> [Source]
S’il prête une oreille attentive aux desiderata de ses joueurs, il sait aussi s’adapter aux qualités de ceux-ci. Il a déjà changé de système trois fois, à chaque fois pour coller un peu plus à la réalité de son groupe. Il a entamé le championnat en 4-4-2 avant de passer en 4-5-1, pour résoudre le problème RossiniPollet mais également pour décharger des tâches défensives certains éléments offensifs de plus en plus émoussés.  » Il est assez intelligent et humble pour changer son fusil d’épaule. Il sait rebondir très vite et ne pas se complaindre ou s’enfoncer dans des préjugés « , dit Notaro.  » J’ai peut-être été trop prétentieux en débarquant à Charleroi « , se défend Mazzu.  » Je pensais pouvoir imposer ma manière de voir les choses et mon esprit conquérant. Au fur et à mesure des semaines, je me suis rendu compte que certains perdaient de la fraîcheur à défendre. C’est pour cela que je suis passé au 4-5-1 de manière à répartir un peu plus les tâches défensives.  »

[Enregistrements]
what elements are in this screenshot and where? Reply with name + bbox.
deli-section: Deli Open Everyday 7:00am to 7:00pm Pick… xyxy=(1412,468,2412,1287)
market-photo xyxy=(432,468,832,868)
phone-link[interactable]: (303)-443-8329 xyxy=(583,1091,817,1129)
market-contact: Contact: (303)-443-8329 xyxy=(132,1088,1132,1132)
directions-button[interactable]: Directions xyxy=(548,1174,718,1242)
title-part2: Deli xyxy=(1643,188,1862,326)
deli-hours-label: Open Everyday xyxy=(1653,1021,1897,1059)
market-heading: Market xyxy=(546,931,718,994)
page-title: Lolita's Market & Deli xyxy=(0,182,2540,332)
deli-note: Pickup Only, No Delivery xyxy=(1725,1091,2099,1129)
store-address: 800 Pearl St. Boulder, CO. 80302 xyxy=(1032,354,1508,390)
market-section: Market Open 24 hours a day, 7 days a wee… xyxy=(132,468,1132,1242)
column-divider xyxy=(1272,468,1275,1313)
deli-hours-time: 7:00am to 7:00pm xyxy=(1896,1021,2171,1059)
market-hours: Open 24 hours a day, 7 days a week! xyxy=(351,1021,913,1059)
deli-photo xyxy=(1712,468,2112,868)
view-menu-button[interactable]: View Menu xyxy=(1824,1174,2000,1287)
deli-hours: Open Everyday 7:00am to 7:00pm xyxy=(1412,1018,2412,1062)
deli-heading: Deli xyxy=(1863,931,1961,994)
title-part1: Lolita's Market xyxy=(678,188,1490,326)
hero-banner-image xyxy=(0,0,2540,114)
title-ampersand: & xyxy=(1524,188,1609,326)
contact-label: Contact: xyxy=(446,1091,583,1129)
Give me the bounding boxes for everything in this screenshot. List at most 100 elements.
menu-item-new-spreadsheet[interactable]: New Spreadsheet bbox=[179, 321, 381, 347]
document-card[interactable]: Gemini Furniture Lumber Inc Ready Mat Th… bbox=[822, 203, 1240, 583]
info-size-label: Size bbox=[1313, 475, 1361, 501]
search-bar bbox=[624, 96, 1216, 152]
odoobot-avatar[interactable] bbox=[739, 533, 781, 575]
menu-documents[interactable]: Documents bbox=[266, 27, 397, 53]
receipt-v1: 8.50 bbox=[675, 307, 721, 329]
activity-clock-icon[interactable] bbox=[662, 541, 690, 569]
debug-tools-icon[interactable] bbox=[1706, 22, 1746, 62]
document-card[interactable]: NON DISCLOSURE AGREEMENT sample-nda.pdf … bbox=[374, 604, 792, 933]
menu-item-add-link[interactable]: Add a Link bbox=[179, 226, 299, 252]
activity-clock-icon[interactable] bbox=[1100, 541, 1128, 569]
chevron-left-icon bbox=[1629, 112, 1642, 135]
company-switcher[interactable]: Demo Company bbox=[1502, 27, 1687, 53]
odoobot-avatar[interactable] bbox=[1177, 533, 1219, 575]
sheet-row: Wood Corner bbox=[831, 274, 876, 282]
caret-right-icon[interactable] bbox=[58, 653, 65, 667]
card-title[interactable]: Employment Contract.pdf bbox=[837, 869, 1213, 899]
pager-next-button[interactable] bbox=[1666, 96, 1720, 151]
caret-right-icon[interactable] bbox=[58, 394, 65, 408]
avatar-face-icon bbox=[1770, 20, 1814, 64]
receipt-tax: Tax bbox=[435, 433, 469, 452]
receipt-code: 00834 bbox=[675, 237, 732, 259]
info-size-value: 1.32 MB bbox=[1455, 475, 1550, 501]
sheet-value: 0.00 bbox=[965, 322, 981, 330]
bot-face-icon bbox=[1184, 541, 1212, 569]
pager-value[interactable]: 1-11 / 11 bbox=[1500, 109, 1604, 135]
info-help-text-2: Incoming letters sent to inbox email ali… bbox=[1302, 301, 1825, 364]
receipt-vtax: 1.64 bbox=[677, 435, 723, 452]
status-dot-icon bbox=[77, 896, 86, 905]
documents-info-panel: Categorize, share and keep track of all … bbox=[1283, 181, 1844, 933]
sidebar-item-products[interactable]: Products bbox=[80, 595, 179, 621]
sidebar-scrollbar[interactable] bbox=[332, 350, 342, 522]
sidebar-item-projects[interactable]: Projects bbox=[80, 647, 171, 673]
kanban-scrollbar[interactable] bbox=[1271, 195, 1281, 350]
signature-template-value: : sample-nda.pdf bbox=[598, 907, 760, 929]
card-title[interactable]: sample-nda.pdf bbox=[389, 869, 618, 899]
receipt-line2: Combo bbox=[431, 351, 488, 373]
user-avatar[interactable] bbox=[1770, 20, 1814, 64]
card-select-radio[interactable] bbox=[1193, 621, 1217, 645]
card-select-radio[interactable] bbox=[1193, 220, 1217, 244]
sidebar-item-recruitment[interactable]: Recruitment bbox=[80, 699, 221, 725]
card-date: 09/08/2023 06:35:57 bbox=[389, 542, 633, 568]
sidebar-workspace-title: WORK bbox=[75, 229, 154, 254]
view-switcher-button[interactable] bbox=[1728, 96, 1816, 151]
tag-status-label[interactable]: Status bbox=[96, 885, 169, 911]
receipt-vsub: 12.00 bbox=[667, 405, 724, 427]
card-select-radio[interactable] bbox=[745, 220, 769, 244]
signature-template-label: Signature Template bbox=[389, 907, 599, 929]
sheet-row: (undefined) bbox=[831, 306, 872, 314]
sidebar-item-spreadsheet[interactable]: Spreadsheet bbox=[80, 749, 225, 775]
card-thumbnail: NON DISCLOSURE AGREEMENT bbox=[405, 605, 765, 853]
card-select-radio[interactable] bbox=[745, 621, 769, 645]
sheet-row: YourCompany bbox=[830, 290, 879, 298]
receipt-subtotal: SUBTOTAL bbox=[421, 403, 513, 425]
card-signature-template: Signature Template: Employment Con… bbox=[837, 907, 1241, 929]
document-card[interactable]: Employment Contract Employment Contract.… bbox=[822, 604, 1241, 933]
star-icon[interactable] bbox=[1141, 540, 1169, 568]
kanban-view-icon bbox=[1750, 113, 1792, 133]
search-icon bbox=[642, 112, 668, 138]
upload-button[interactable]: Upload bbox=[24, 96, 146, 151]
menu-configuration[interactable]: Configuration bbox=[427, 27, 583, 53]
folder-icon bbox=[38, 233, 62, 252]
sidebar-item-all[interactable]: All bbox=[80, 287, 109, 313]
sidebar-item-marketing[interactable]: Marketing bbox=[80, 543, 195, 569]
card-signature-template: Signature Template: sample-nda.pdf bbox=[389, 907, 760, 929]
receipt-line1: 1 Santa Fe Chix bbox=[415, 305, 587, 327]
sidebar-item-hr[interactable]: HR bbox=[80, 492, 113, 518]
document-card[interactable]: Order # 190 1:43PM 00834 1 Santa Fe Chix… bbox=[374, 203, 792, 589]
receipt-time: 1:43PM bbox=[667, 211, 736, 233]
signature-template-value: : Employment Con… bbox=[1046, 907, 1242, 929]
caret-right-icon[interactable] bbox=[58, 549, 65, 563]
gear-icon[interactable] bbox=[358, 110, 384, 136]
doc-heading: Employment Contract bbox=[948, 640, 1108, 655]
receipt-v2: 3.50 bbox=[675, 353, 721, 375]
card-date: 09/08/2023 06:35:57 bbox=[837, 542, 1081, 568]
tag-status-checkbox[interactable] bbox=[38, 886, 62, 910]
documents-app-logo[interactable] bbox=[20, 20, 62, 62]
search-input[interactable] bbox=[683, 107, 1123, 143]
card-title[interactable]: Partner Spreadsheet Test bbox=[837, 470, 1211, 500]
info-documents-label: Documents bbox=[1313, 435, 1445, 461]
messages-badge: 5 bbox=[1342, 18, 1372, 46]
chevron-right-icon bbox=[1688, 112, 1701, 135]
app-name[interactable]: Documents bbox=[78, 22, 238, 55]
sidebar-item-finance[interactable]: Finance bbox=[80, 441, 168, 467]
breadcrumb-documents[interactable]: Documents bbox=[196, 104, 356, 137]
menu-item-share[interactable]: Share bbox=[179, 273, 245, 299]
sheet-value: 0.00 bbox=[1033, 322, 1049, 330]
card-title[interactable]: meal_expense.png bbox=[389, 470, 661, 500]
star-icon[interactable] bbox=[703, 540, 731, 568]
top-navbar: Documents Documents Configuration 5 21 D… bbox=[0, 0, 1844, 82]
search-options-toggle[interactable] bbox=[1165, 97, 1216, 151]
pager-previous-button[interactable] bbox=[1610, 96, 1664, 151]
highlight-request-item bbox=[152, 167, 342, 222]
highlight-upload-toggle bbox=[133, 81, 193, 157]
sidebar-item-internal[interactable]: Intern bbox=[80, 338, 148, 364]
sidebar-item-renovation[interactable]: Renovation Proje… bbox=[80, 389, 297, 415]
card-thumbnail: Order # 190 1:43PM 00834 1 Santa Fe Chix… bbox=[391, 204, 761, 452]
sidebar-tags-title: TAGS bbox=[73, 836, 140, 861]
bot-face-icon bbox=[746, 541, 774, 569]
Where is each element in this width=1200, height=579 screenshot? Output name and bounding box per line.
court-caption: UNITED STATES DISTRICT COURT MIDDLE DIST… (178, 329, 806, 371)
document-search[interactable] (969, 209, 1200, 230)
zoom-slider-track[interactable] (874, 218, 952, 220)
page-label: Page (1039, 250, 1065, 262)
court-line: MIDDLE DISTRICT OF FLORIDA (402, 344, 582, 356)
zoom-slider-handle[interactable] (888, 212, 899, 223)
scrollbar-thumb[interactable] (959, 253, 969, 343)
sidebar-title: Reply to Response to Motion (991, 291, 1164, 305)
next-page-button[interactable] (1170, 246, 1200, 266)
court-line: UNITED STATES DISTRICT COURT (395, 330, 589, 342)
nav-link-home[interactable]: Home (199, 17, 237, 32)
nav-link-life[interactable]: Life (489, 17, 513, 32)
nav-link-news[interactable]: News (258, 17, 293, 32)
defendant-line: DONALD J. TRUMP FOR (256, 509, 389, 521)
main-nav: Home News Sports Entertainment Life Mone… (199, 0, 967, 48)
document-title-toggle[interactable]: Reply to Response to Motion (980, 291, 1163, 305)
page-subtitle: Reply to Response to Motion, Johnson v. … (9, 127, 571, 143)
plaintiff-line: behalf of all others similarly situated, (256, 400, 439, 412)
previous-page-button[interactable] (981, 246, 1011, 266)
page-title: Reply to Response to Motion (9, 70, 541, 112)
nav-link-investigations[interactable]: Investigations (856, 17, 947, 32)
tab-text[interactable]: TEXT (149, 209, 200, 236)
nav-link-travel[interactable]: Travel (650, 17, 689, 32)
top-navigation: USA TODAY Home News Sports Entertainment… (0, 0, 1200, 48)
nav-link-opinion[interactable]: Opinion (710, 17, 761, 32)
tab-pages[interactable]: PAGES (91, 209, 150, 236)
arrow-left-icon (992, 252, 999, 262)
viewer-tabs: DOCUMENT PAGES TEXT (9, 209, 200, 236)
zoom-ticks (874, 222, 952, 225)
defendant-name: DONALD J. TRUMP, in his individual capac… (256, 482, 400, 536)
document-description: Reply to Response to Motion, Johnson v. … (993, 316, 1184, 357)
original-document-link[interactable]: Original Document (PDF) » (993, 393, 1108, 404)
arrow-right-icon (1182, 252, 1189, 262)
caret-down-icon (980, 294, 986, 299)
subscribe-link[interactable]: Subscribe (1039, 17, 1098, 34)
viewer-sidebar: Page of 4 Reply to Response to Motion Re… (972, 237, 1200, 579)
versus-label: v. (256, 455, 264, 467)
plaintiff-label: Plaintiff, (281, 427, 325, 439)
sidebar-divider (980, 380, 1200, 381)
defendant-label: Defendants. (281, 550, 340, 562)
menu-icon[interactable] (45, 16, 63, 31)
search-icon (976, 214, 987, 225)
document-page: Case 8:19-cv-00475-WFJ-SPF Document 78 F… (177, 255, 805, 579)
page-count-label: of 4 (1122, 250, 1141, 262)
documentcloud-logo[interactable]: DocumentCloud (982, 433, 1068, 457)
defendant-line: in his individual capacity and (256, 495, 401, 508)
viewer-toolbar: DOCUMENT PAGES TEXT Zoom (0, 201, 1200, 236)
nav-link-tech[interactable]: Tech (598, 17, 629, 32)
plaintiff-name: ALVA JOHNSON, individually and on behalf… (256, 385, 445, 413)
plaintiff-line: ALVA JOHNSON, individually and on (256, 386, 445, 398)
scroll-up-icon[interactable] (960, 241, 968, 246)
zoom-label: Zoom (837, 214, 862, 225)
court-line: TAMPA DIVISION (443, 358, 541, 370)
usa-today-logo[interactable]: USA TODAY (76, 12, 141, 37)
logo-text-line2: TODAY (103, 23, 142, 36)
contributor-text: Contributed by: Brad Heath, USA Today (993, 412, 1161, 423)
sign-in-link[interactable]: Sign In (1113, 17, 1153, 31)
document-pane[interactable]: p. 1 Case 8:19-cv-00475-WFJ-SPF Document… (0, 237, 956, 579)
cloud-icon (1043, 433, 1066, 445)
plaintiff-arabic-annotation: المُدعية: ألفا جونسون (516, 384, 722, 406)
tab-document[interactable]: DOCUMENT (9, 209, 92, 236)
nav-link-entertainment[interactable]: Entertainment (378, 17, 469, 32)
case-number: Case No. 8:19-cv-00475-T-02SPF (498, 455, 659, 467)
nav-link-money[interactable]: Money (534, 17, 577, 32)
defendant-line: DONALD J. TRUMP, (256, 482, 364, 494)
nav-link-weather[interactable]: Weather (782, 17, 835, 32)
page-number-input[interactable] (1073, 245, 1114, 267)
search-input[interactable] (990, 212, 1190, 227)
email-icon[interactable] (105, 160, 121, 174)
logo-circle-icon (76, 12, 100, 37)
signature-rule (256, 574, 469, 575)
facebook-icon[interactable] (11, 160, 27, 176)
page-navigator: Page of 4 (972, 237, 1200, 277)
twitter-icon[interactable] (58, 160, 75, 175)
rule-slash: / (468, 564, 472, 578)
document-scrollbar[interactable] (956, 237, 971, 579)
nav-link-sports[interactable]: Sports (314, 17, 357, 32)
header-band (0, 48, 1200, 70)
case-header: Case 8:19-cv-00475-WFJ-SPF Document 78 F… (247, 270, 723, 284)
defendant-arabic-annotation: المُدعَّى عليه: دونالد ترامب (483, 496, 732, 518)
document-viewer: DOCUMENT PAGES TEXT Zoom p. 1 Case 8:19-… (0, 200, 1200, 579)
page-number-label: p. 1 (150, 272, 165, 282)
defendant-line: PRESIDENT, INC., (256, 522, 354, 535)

> [À faire]
• A. D'après la source, dans quel système Mazzu a-t-il entamé le championnat ?
• B. Relevez, s'il vous plaît, toutes les lignes des enregistrements qui contiennent le mot « Employment ».

> [Réponses écrites]
• A. En 4-4-2.

• B.
card-title[interactable]: Employment Contract.pdf bbox=[837, 869, 1213, 899]
card-signature-template: Signature Template: Employment Con… bbox=[837, 907, 1241, 929]
document-card[interactable]: Employment Contract Employment Contract.… bbox=[822, 604, 1241, 933]
signature-template-value: : Employment Con… bbox=[1046, 907, 1242, 929]
doc-heading: Employment Contract bbox=[948, 640, 1108, 655]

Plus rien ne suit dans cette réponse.